Challenge:
Retype the whole listing below, character for character.

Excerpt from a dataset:
——

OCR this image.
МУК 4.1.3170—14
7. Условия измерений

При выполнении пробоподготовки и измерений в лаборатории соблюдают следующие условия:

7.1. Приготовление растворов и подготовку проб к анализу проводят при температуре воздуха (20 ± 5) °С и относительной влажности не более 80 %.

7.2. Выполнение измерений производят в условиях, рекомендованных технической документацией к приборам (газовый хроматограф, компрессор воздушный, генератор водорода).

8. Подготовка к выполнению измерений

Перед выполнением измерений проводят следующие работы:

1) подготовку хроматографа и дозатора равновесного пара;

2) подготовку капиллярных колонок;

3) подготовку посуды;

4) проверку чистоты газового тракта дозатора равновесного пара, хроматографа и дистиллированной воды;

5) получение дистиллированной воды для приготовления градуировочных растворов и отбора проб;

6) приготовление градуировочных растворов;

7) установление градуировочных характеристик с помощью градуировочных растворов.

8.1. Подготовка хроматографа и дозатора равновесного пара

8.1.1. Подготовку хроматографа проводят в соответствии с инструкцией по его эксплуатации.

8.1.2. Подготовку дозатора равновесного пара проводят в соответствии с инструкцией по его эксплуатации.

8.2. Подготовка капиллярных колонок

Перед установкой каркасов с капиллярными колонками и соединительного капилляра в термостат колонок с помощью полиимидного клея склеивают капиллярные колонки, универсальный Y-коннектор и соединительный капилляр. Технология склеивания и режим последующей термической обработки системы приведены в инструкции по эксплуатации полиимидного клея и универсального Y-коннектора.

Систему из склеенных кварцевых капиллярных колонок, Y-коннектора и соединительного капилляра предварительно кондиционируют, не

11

——

Worked answer:
OCR this image.
МУК 4.1.3170—14
7. Условия измерений

При выполнении пробоподготовки и измерений в лаборатории соблюдают следующие условия:

7.1. Приготовление растворов и подготовку проб к анализу проводят при температуре воздуха (20 ± 5) °С и относительной влажности не более 80 %.

7.2. Выполнение измерений производят в условиях, рекомендованных технической документацией к приборам (газовый хроматограф, компрессор воздушный, генератор водорода).

8. Подготовка к выполнению измерений

Перед выполнением измерений проводят следующие работы:

1) подготовку хроматографа и дозатора равновесного пара;

2) подготовку капиллярных колонок;

3) подготовку посуды;

4) проверку чистоты газового тракта дозатора равновесного пара, хроматографа и дистиллированной воды;

5) получение дистиллированной воды для приготовления градуировочных растворов и отбора проб;

6) приготовление градуировочных растворов;

7) установление градуировочных характеристик с помощью градуировочных растворов.

8.1. Подготовка хроматографа и дозатора равновесного пара

8.1.1. Подготовку хроматографа проводят в соответствии с инструкцией по его эксплуатации.

8.1.2. Подготовку дозатора равновесного пара проводят в соответствии с инструкцией по его эксплуатации.

8.2. Подготовка капиллярных колонок

Перед установкой каркасов с капиллярными колонками и соединительного капилляра в термостат колонок с помощью полиимидного клея склеивают капиллярные колонки, универсальный Y-коннектор и соединительный капилляр. Технология склеивания и режим последующей термической обработки системы приведены в инструкции по эксплуатации полиимидного клея и универсального Y-коннектора.

Систему из склеенных кварцевых капиллярных колонок, Y-коннектора и соединительного капилляра предварительно кондиционируют, не

11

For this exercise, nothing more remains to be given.